### WHAT IS NEEDED
Can you copy everything from "Well, interesting, and" down to "very slightly bonding." in the post below about the short H…H contact?

### PASSAGE
________________________

This is a continuation of the discussion started on Steve Bachrach’s blog about a molecule with a very short H…H interaction involving two Si-H groups with enforced proximity. It had been inferred from the X-ray structure that the H…H distance was in the region of 1.50Å. It’s that cis-butene all over again! So is that H…H region a bond? Is it attractive or repulsive? Go read Steve’s blog first.
Next, in the previous post, I had blogged about assigning a publication doi to a procedure or tool. So Steve’s post provided a good opportunity to show how this might work. This is the tool doi: 10.6084/m9.figshare.811862 Using it, and another doi, this time data: 10.6084/m9.figshare.812621 we can create a new data set, visualised below.‡ This is the NCI (non-covalent-interaction) isosurface of the reduced density gradient, and colour coded according to (λ2)ρ, the eigenvalue of the density Hessian, to indicate attraction or repulsion. You should know that according to this scheme, blue is strongly attractive (it is normally seen for example for strong hydrogen bonds). You can see the blue region in-between the H…H region. So a strong (di)hydrogen bond then!
Well, interesting, and this needs to be looked into further. For example, it might in fact be an anomalous result since the H…H region may in fact have charge-shift character, which can change the characteristics of the density Hessian (and its Laplacian).
One more property, the NBO (natural bond orbitals) for this region. Can one tell if H…H is bonding? It might seem so. Finally, the Wiberg bond index for the H…H region is 0.027, very slightly bonding.

________________________

### DATA SUPPLIED
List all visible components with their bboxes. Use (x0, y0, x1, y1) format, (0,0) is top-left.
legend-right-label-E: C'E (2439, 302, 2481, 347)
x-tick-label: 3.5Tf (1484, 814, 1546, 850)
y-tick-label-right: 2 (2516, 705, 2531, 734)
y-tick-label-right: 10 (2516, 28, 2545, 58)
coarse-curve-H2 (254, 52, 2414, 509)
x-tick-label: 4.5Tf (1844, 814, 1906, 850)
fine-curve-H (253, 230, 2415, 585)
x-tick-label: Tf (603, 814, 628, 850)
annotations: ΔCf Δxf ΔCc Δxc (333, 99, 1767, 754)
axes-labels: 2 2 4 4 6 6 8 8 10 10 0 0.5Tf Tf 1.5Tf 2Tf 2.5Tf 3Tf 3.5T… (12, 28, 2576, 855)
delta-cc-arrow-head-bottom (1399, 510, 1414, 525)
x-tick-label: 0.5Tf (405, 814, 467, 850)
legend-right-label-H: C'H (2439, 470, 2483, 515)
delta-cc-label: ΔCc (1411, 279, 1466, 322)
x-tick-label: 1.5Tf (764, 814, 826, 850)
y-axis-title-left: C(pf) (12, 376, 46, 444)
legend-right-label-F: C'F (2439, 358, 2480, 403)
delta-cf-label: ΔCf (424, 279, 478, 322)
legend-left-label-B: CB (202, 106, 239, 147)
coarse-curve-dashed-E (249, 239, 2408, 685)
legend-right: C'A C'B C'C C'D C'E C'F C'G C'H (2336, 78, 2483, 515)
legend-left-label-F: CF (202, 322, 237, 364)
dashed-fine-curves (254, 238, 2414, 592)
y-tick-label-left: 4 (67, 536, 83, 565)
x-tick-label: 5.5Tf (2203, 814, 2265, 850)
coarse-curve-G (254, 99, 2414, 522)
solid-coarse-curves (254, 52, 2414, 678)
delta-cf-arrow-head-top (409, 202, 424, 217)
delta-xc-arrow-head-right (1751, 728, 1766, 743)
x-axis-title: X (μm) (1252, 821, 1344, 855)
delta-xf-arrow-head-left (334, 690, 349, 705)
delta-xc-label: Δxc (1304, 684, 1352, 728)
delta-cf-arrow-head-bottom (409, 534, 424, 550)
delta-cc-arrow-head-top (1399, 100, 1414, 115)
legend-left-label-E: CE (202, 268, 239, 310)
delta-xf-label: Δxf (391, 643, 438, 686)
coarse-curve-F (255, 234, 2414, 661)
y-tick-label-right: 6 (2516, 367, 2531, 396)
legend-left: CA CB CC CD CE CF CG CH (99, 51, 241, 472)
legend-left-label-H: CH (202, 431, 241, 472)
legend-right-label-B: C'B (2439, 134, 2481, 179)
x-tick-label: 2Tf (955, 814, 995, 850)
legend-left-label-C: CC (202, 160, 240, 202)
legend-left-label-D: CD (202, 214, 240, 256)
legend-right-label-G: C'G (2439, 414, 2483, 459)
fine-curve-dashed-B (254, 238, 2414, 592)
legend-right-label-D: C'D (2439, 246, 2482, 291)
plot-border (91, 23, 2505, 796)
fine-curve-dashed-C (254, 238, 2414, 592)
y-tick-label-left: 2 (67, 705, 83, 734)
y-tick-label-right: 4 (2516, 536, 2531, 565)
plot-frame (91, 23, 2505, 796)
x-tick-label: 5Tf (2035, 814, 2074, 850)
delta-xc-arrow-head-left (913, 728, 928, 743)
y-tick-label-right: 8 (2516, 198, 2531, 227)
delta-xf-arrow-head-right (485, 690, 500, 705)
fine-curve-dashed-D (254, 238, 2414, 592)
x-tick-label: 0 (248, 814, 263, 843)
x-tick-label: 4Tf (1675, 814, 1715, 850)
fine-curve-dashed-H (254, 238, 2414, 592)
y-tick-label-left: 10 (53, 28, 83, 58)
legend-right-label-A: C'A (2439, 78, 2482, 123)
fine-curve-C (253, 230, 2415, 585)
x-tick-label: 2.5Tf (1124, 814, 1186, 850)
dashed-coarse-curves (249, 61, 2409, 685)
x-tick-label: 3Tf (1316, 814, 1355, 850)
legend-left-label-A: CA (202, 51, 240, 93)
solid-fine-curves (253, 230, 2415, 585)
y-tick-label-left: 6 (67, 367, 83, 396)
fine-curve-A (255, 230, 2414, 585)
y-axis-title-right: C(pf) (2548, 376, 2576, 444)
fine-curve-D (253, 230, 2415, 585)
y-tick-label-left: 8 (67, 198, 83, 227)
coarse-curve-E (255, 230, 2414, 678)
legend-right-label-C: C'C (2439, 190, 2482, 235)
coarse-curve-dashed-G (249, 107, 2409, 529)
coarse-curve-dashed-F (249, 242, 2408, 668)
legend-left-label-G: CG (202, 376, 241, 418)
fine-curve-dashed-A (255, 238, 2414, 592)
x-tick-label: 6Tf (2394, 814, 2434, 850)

________________________

### CORRECT RESPONSE
Well, interesting, and this needs to be looked into further. For example, it might in fact be an anomalous result since the H…H region may in fact have charge-shift character, which can change the characteristics of the density Hessian (and its Laplacian).
One more property, the NBO (natural bond orbitals) for this region. Can one tell if H…H is bonding? It might seem so. Finally, the Wiberg bond index for the H…H region is 0.027, very slightly bonding.